_Exercise requirements:_ In the data below, locate each line with the word "path" and list it.

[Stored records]
________________________________________
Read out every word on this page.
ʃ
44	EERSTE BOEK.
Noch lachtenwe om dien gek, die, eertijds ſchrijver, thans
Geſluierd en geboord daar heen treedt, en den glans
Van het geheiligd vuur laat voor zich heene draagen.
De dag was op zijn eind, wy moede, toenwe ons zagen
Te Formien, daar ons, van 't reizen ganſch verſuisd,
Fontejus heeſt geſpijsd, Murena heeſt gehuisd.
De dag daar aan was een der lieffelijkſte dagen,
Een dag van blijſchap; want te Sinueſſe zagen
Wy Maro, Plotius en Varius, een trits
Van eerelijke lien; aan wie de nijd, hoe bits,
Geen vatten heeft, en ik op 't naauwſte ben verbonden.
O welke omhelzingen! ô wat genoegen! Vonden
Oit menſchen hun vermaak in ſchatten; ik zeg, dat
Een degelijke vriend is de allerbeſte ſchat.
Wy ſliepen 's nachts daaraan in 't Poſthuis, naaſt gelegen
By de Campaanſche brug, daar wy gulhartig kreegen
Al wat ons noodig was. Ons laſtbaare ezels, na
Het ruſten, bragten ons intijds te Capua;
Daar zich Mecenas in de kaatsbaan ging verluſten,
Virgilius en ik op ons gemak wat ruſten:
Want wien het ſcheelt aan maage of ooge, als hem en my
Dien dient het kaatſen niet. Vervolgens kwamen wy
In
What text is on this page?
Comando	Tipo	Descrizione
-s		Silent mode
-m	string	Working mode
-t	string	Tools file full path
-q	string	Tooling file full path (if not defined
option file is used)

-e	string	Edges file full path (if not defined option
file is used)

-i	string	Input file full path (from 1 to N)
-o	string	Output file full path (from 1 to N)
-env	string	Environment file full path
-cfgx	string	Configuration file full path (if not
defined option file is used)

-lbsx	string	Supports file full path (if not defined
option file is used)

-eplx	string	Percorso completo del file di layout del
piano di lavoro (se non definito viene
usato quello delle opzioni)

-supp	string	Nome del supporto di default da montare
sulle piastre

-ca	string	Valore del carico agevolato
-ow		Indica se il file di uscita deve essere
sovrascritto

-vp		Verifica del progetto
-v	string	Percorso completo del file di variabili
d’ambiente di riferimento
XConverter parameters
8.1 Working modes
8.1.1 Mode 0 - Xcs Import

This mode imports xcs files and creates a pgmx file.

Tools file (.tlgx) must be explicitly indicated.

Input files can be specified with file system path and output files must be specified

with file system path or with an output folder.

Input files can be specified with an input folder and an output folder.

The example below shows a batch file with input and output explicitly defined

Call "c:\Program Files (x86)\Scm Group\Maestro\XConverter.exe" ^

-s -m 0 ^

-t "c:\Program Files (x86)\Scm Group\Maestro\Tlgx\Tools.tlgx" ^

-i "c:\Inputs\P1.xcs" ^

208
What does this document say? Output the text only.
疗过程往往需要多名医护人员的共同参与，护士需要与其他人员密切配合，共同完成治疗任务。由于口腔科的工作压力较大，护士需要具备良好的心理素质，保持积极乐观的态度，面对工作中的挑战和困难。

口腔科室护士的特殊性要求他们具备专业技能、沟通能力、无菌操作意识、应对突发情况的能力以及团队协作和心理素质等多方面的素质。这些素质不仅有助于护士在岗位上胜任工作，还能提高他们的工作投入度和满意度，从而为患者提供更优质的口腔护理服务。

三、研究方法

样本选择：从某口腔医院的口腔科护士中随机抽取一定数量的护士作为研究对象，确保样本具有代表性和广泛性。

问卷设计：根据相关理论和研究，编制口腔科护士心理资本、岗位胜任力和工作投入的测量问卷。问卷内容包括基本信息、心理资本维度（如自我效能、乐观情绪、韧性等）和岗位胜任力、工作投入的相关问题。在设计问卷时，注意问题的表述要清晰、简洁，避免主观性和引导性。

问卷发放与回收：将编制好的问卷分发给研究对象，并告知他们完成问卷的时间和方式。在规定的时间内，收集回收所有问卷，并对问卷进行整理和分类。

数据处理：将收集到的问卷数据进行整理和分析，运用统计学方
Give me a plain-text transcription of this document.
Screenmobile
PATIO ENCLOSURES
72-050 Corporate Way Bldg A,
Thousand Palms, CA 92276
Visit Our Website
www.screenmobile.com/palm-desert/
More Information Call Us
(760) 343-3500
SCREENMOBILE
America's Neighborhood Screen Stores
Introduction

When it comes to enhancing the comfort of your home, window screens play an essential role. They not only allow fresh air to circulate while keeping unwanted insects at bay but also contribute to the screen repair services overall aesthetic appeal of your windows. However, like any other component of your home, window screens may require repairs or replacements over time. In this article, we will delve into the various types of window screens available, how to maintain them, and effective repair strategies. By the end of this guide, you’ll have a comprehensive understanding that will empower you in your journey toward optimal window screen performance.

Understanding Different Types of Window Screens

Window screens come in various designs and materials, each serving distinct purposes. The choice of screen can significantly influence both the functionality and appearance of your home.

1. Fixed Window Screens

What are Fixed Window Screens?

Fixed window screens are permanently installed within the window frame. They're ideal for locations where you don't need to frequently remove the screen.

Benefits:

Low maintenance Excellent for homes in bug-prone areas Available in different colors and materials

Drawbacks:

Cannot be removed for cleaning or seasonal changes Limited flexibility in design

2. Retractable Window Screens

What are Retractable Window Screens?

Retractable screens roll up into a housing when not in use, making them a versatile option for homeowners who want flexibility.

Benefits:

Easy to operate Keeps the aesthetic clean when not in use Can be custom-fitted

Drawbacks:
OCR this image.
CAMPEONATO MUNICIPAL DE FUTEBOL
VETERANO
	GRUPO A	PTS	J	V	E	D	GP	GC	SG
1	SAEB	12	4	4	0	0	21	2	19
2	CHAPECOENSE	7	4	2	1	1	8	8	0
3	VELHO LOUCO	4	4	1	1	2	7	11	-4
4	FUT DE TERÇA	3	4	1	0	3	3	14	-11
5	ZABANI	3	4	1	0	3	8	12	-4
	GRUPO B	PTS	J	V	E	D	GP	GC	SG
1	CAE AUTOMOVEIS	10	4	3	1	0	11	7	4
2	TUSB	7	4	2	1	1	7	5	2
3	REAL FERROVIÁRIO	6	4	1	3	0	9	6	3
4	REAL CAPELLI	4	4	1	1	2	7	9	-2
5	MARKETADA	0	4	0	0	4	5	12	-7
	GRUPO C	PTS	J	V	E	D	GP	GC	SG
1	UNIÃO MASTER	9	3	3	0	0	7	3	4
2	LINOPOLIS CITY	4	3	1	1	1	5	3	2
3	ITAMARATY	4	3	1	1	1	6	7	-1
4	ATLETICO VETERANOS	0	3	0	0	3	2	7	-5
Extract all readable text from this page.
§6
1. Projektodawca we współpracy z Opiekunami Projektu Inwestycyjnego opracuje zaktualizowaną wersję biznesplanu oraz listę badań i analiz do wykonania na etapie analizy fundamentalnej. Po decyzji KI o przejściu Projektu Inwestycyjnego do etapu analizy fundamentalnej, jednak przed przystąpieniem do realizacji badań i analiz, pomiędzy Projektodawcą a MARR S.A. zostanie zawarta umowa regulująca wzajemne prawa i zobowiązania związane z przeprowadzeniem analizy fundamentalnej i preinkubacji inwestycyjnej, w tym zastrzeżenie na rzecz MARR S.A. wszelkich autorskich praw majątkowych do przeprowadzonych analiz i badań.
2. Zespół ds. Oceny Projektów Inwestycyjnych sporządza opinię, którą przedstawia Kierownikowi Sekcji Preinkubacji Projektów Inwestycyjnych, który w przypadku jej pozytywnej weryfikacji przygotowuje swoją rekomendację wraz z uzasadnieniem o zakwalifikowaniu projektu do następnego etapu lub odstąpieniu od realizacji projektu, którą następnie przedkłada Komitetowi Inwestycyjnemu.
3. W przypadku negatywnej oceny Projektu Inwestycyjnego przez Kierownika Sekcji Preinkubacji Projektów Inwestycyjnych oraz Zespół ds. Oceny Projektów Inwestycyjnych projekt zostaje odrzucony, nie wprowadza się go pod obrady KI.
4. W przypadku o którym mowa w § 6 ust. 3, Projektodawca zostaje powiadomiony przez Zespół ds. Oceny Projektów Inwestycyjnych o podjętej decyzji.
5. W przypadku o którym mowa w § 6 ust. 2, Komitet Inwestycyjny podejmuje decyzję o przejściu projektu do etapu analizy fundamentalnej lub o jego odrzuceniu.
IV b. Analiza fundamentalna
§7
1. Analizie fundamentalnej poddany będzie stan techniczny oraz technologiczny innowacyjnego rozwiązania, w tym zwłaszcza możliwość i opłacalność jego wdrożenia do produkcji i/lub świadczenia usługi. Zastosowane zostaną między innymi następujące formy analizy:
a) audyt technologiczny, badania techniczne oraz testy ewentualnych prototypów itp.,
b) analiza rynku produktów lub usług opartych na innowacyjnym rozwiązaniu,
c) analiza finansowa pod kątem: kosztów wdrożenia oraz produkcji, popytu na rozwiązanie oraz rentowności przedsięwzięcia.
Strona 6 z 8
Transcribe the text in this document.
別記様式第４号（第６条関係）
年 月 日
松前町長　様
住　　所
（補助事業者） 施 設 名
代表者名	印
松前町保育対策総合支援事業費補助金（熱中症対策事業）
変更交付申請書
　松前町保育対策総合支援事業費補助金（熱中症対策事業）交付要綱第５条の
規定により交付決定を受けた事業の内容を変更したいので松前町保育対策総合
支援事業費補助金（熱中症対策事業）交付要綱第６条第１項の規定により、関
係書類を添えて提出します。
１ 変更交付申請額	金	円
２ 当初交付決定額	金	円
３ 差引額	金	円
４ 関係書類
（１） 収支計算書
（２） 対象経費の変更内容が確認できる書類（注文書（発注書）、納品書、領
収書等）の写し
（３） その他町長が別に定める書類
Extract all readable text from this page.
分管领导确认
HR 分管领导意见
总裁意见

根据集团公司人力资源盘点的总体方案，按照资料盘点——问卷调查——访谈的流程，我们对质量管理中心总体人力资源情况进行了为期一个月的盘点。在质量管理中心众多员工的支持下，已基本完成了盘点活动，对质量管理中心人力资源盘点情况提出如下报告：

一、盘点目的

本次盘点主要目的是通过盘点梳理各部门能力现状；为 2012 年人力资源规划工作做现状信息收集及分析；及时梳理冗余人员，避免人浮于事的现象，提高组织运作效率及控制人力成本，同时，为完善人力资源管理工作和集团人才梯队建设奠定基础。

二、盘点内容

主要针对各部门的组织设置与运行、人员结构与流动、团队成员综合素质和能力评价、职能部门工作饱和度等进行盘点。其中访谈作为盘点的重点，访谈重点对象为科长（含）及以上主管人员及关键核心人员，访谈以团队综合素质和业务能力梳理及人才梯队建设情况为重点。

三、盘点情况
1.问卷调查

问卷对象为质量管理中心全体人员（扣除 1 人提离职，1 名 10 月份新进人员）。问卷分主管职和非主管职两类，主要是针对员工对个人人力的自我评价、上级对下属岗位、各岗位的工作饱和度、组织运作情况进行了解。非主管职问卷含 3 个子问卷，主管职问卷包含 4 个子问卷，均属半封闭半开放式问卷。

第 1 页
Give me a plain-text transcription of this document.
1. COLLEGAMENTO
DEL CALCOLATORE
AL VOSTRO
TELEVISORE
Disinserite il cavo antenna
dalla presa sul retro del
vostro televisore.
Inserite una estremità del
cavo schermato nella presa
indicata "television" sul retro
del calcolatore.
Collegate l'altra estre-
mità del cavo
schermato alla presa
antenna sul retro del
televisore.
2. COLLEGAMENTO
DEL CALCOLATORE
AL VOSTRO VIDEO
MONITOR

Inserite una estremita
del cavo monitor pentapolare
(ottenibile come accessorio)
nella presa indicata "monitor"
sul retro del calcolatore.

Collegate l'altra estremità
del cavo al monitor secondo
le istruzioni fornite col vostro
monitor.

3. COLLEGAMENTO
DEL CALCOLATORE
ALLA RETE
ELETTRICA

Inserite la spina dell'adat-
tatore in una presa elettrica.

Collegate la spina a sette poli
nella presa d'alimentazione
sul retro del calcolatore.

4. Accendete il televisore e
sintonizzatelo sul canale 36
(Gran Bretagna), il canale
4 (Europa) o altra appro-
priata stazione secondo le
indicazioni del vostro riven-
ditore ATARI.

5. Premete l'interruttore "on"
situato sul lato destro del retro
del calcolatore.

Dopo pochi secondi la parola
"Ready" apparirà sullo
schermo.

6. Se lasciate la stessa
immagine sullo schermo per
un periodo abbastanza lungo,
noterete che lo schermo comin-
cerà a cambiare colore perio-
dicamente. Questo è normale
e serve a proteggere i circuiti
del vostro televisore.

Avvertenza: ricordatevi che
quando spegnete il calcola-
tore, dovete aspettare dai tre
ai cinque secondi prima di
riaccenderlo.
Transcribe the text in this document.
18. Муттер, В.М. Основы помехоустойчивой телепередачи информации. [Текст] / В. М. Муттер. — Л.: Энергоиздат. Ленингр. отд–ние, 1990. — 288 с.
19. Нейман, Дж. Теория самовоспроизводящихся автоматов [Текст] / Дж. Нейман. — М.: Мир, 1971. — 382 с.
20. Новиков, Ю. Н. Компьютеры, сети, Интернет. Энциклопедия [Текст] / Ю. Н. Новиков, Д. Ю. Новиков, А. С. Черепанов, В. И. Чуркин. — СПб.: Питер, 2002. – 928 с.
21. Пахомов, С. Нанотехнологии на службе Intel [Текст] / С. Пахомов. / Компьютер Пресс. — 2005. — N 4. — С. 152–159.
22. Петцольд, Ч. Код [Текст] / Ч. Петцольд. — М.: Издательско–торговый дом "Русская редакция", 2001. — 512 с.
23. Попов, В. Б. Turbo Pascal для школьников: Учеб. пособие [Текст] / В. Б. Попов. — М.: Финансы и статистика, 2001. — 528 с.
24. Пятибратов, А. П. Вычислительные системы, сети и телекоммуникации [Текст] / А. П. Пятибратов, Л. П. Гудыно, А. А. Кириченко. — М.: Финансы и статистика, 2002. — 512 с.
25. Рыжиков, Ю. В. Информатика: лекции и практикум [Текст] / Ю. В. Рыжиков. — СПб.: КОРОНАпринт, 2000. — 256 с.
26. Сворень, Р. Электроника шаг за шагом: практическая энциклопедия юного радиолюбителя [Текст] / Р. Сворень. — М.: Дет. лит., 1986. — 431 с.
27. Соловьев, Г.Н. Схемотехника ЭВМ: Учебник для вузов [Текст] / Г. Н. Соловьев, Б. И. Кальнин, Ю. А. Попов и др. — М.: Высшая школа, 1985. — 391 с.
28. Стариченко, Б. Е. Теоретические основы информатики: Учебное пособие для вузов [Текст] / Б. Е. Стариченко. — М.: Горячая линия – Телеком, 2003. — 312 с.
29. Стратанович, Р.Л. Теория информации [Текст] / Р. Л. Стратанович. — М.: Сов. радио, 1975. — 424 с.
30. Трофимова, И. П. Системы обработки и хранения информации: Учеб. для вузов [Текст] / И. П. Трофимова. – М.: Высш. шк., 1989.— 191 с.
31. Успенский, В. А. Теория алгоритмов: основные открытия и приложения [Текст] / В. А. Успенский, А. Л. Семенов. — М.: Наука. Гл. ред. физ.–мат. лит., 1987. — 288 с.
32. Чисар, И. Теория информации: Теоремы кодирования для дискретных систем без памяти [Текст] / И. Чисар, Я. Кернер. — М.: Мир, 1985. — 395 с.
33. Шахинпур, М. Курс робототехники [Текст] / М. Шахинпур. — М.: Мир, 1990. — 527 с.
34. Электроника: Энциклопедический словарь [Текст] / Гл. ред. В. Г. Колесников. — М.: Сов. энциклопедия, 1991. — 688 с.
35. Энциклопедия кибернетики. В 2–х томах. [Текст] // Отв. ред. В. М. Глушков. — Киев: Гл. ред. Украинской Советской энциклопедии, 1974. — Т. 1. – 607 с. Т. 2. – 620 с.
________________________________________
_Full answer:_
-t	string	Tools file full path
-q	string	Tooling file full path (if not defined
-e	string	Edges file full path (if not defined option
-i	string	Input file full path (from 1 to N)
-o	string	Output file full path (from 1 to N)
-env	string	Environment file full path
-cfgx	string	Configuration file full path (if not
-lbsx	string	Supports file full path (if not defined
Input files can be specified with file system path and output files must be specified
with file system path or with an output folder.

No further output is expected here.